Work to do -> Retype the records below exactly as they appear, but leave out any pictures.

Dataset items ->
- - - - - - -
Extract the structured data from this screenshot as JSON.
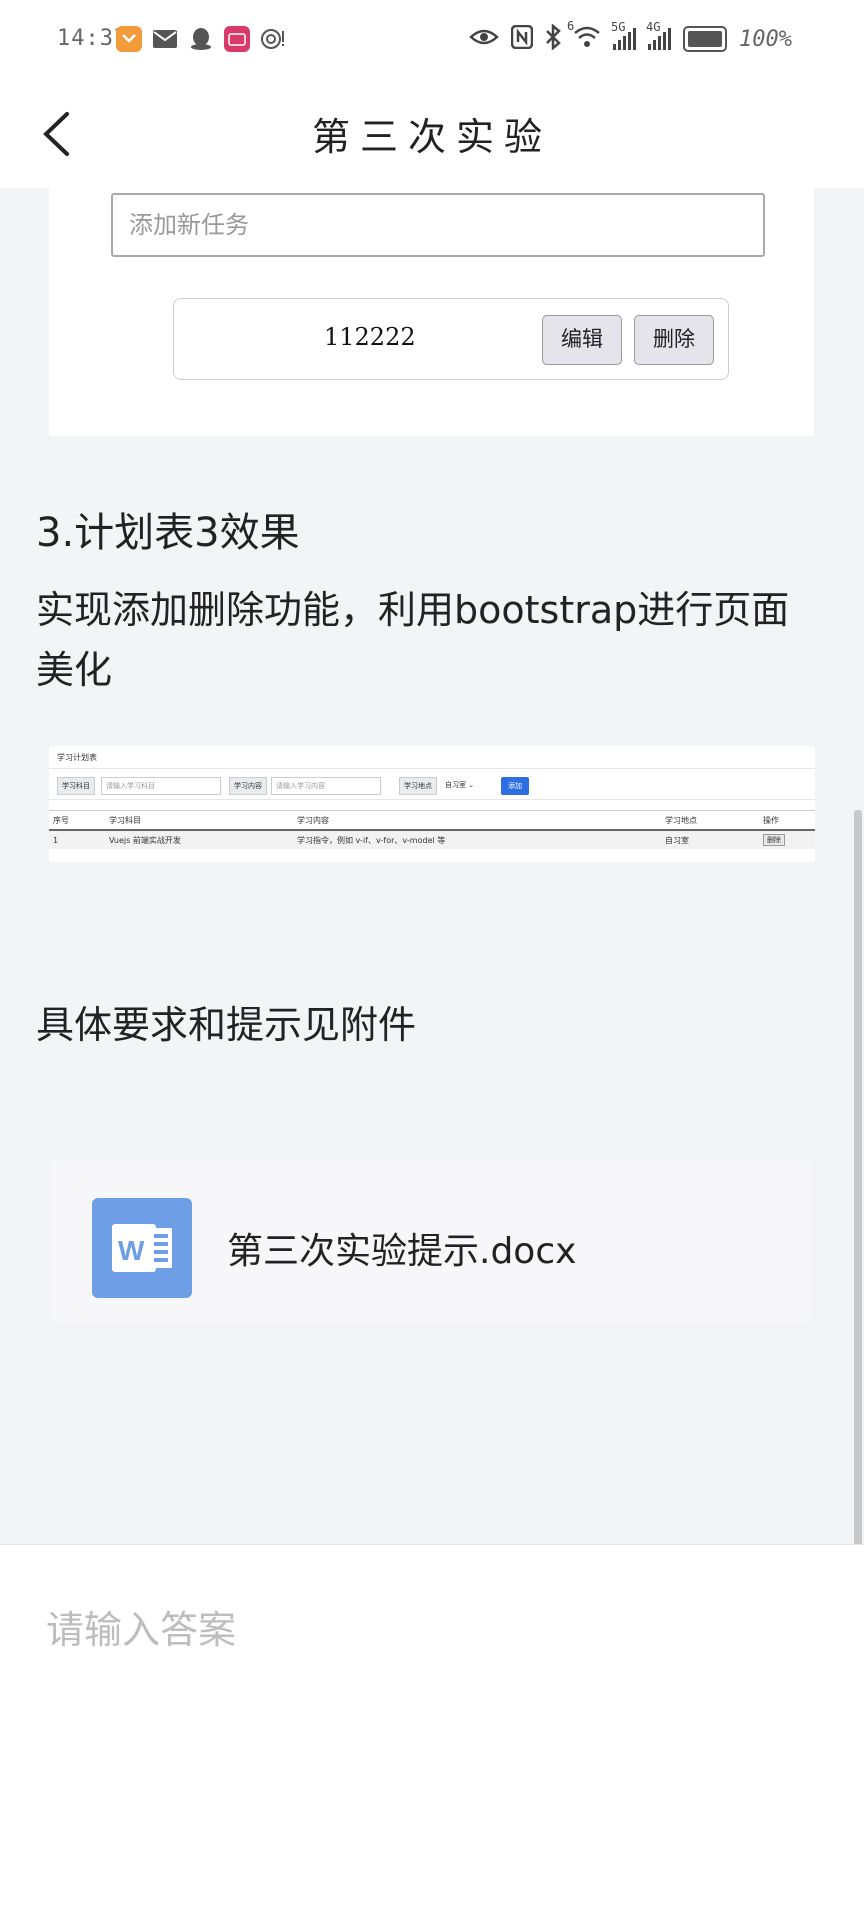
{
  "status_bar": {
    "time": "14:37",
    "battery": "100%",
    "signal_5g": "5G",
    "signal_4g": "4G",
    "signal_6": "6"
  },
  "header": {
    "title": "第三次实验",
    "back_icon": "chevron-left-icon"
  },
  "demo1": {
    "input_placeholder": "添加新任务",
    "task_text": "112222",
    "edit_label": "编辑",
    "delete_label": "删除"
  },
  "section": {
    "heading": "3.计划表3效果",
    "description": "实现添加删除功能，利用bootstrap进行页面美化"
  },
  "demo2": {
    "title": "学习计划表",
    "subject_label": "学习科目",
    "subject_placeholder": "请输入学习科目",
    "content_label": "学习内容",
    "content_placeholder": "请输入学习内容",
    "location_label": "学习地点",
    "location_value": "自习室",
    "add_label": "添加",
    "columns": [
      "序号",
      "学习科目",
      "学习内容",
      "学习地点",
      "操作"
    ],
    "rows": [
      [
        "1",
        "Vuejs 前端实战开发",
        "学习指令，例如 v-if、v-for、v-model 等",
        "自习室",
        "删除"
      ]
    ]
  },
  "requirement_text": "具体要求和提示见附件",
  "attachment": {
    "filename": "第三次实验提示.docx",
    "icon": "word-doc-icon",
    "icon_color": "#6d9ee6"
  },
  "answer": {
    "placeholder": "请输入答案"
  }
}
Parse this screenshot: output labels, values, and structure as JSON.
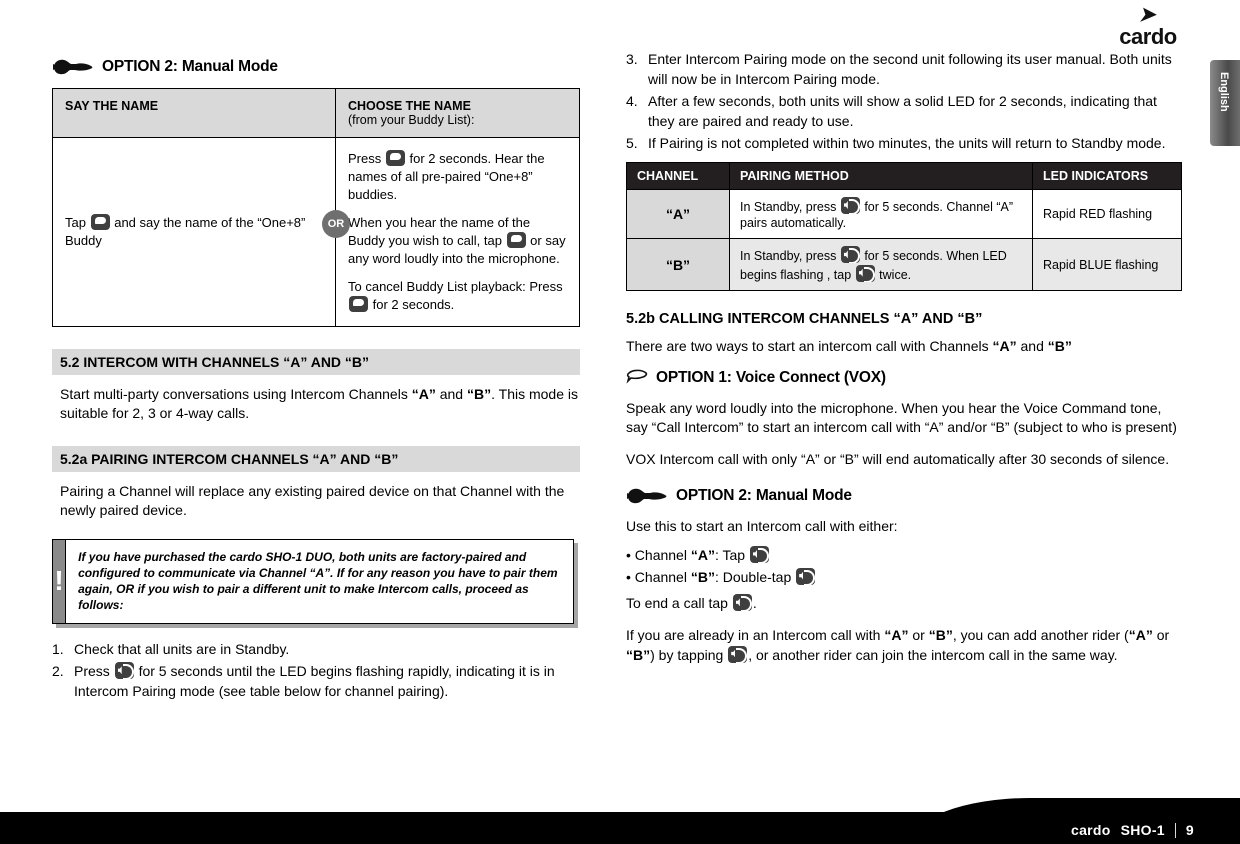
{
  "brand": {
    "logo_word": "cardo",
    "side_tab": "English"
  },
  "left": {
    "option2": {
      "title": "OPTION 2: Manual Mode",
      "icon": "pointing-hand-icon"
    },
    "table": {
      "headers": {
        "say": "SAY THE NAME",
        "choose": "CHOOSE THE NAME",
        "choose_sub": "(from your Buddy List):"
      },
      "or_badge": "OR",
      "left_cell": {
        "pre": "Tap",
        "post": "and say the name of the “One+8” Buddy"
      },
      "right_cell": {
        "p1_pre": "Press",
        "p1_post": "for 2 seconds. Hear the names of all pre-paired “One+8” buddies.",
        "p2_pre": "When you hear the name of the Buddy you wish to call, tap",
        "p2_post": "or say any word loudly into the microphone.",
        "p3_pre": "To cancel Buddy List playback: Press",
        "p3_post": "for 2 seconds."
      }
    },
    "s52": {
      "heading": "5.2 INTERCOM WITH CHANNELS “A” AND “B”",
      "body_1": "Start multi-party conversations using Intercom Channels ",
      "body_bold_a": "“A”",
      "body_2": " and ",
      "body_bold_b": "“B”",
      "body_3": ". This mode is suitable for 2, 3 or 4-way calls."
    },
    "s52a": {
      "heading": "5.2a PAIRING INTERCOM CHANNELS “A” AND “B”",
      "body": "Pairing a Channel will replace any existing paired device on that Channel with the newly paired device."
    },
    "note": {
      "mark": "!",
      "text": "If you have purchased the cardo SHO-1 DUO, both units are factory-paired and configured to communicate via Channel “A”. If for any reason you have to pair them again, OR if you wish to pair a different unit to make Intercom calls, proceed as follows:"
    },
    "steps": [
      {
        "num": "1.",
        "text": "Check that all units are in Standby."
      },
      {
        "num": "2.",
        "pre": "Press",
        "post": "for 5 seconds until the LED begins flashing rapidly, indicating it is in Intercom Pairing mode (see table below for channel pairing)."
      }
    ]
  },
  "right": {
    "steps": [
      {
        "num": "3.",
        "text": "Enter Intercom Pairing mode on the second unit following its user manual. Both units will now be in Intercom Pairing mode."
      },
      {
        "num": "4.",
        "text": "After a few seconds, both units will show a solid LED for 2 seconds, indicating that they are paired and ready to use."
      },
      {
        "num": "5.",
        "text": "If Pairing is not completed within two minutes, the units will return to Standby mode."
      }
    ],
    "channel_table": {
      "headers": [
        "CHANNEL",
        "PAIRING METHOD",
        "LED INDICATORS"
      ],
      "rows": [
        {
          "channel": "“A”",
          "method_pre": "In Standby, press",
          "method_post": "for 5 seconds. Channel “A” pairs automatically.",
          "led": "Rapid RED flashing"
        },
        {
          "channel": "“B”",
          "method_pre": "In Standby, press",
          "method_mid": "for 5 seconds. When LED begins flashing , tap",
          "method_post": "twice.",
          "led": "Rapid BLUE flashing"
        }
      ]
    },
    "s52b": {
      "heading": "5.2b CALLING INTERCOM CHANNELS “A” AND “B”",
      "body_1": "There are two ways to start an intercom call with Channels ",
      "body_bold_a": "“A”",
      "body_2": " and ",
      "body_bold_b": "“B”"
    },
    "option1": {
      "title": "OPTION 1: Voice Connect (VOX)",
      "icon": "voice-vox-icon",
      "p1": "Speak any word loudly into the microphone. When you hear the Voice Command tone, say “Call Intercom” to start an intercom call with “A” and/or “B” (subject to who is present)",
      "p2": "VOX Intercom call with only “A” or “B” will end automatically after 30 seconds of silence."
    },
    "option2": {
      "title": "OPTION 2: Manual Mode",
      "icon": "pointing-hand-icon",
      "intro": "Use this to start an Intercom call with either:",
      "bullets": [
        {
          "pre": "Channel ",
          "bold": "“A”",
          "post": ": Tap"
        },
        {
          "pre": "Channel ",
          "bold": "“B”",
          "post": ": Double-tap"
        }
      ],
      "end_pre": "To end a call tap",
      "end_post": ".",
      "p_final_1": "If you are already in an Intercom call with ",
      "p_final_bold_a": "“A”",
      "p_final_2": " or ",
      "p_final_bold_b": "“B”",
      "p_final_3": ", you can add another rider (",
      "p_final_bold_a2": "“A”",
      "p_final_4": " or ",
      "p_final_bold_b2": "“B”",
      "p_final_5": ") by tapping",
      "p_final_6": ", or another rider can join the intercom call in the same way."
    }
  },
  "footer": {
    "brand": "cardo",
    "model": "SHO-1",
    "page": "9"
  }
}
- - - - - - -
The reply ->
Extract the structured data from this screenshot as JSON.
{
  "status_bar": {
    "time": "14:37",
    "battery": "100%",
    "signal_5g": "5G",
    "signal_4g": "4G",
    "signal_6": "6"
  },
  "header": {
    "title": "第三次实验",
    "back_icon": "chevron-left-icon"
  },
  "demo1": {
    "input_placeholder": "添加新任务",
    "task_text": "112222",
    "edit_label": "编辑",
    "delete_label": "删除"
  },
  "section": {
    "heading": "3.计划表3效果",
    "description": "实现添加删除功能，利用bootstrap进行页面美化"
  },
  "demo2": {
    "title": "学习计划表",
    "subject_label": "学习科目",
    "subject_placeholder": "请输入学习科目",
    "content_label": "学习内容",
    "content_placeholder": "请输入学习内容",
    "location_label": "学习地点",
    "location_value": "自习室",
    "add_label": "添加",
    "columns": [
      "序号",
      "学习科目",
      "学习内容",
      "学习地点",
      "操作"
    ],
    "rows": [
      [
        "1",
        "Vuejs 前端实战开发",
        "学习指令，例如 v-if、v-for、v-model 等",
        "自习室",
        "删除"
      ]
    ]
  },
  "requirement_text": "具体要求和提示见附件",
  "attachment": {
    "filename": "第三次实验提示.docx",
    "icon": "word-doc-icon",
    "icon_color": "#6d9ee6"
  },
  "answer": {
    "placeholder": "请输入答案"
  }
}
Parse this screenshot: output labels, values, and structure as JSON.
{
  "brand": {
    "logo_word": "cardo",
    "side_tab": "English"
  },
  "left": {
    "option2": {
      "title": "OPTION 2: Manual Mode",
      "icon": "pointing-hand-icon"
    },
    "table": {
      "headers": {
        "say": "SAY THE NAME",
        "choose": "CHOOSE THE NAME",
        "choose_sub": "(from your Buddy List):"
      },
      "or_badge": "OR",
      "left_cell": {
        "pre": "Tap",
        "post": "and say the name of the “One+8” Buddy"
      },
      "right_cell": {
        "p1_pre": "Press",
        "p1_post": "for 2 seconds. Hear the names of all pre-paired “One+8” buddies.",
        "p2_pre": "When you hear the name of the Buddy you wish to call, tap",
        "p2_post": "or say any word loudly into the microphone.",
        "p3_pre": "To cancel Buddy List playback: Press",
        "p3_post": "for 2 seconds."
      }
    },
    "s52": {
      "heading": "5.2 INTERCOM WITH CHANNELS “A” AND “B”",
      "body_1": "Start multi-party conversations using Intercom Channels ",
      "body_bold_a": "“A”",
      "body_2": " and ",
      "body_bold_b": "“B”",
      "body_3": ". This mode is suitable for 2, 3 or 4-way calls."
    },
    "s52a": {
      "heading": "5.2a PAIRING INTERCOM CHANNELS “A” AND “B”",
      "body": "Pairing a Channel will replace any existing paired device on that Channel with the newly paired device."
    },
    "note": {
      "mark": "!",
      "text": "If you have purchased the cardo SHO-1 DUO, both units are factory-paired and configured to communicate via Channel “A”. If for any reason you have to pair them again, OR if you wish to pair a different unit to make Intercom calls, proceed as follows:"
    },
    "steps": [
      {
        "num": "1.",
        "text": "Check that all units are in Standby."
      },
      {
        "num": "2.",
        "pre": "Press",
        "post": "for 5 seconds until the LED begins flashing rapidly, indicating it is in Intercom Pairing mode (see table below for channel pairing)."
      }
    ]
  },
  "right": {
    "steps": [
      {
        "num": "3.",
        "text": "Enter Intercom Pairing mode on the second unit following its user manual. Both units will now be in Intercom Pairing mode."
      },
      {
        "num": "4.",
        "text": "After a few seconds, both units will show a solid LED for 2 seconds, indicating that they are paired and ready to use."
      },
      {
        "num": "5.",
        "text": "If Pairing is not completed within two minutes, the units will return to Standby mode."
      }
    ],
    "channel_table": {
      "headers": [
        "CHANNEL",
        "PAIRING METHOD",
        "LED INDICATORS"
      ],
      "rows": [
        {
          "channel": "“A”",
          "method_pre": "In Standby, press",
          "method_post": "for 5 seconds. Channel “A” pairs automatically.",
          "led": "Rapid RED flashing"
        },
        {
          "channel": "“B”",
          "method_pre": "In Standby, press",
          "method_mid": "for 5 seconds. When LED begins flashing , tap",
          "method_post": "twice.",
          "led": "Rapid BLUE flashing"
        }
      ]
    },
    "s52b": {
      "heading": "5.2b CALLING INTERCOM CHANNELS “A” AND “B”",
      "body_1": "There are two ways to start an intercom call with Channels ",
      "body_bold_a": "“A”",
      "body_2": " and ",
      "body_bold_b": "“B”"
    },
    "option1": {
      "title": "OPTION 1: Voice Connect (VOX)",
      "icon": "voice-vox-icon",
      "p1": "Speak any word loudly into the microphone. When you hear the Voice Command tone, say “Call Intercom” to start an intercom call with “A” and/or “B” (subject to who is present)",
      "p2": "VOX Intercom call with only “A” or “B” will end automatically after 30 seconds of silence."
    },
    "option2": {
      "title": "OPTION 2: Manual Mode",
      "icon": "pointing-hand-icon",
      "intro": "Use this to start an Intercom call with either:",
      "bullets": [
        {
          "pre": "Channel ",
          "bold": "“A”",
          "post": ": Tap"
        },
        {
          "pre": "Channel ",
          "bold": "“B”",
          "post": ": Double-tap"
        }
      ],
      "end_pre": "To end a call tap",
      "end_post": ".",
      "p_final_1": "If you are already in an Intercom call with ",
      "p_final_bold_a": "“A”",
      "p_final_2": " or ",
      "p_final_bold_b": "“B”",
      "p_final_3": ", you can add another rider (",
      "p_final_bold_a2": "“A”",
      "p_final_4": " or ",
      "p_final_bold_b2": "“B”",
      "p_final_5": ") by tapping",
      "p_final_6": ", or another rider can join the intercom call in the same way."
    }
  },
  "footer": {
    "brand": "cardo",
    "model": "SHO-1",
    "page": "9"
  }
}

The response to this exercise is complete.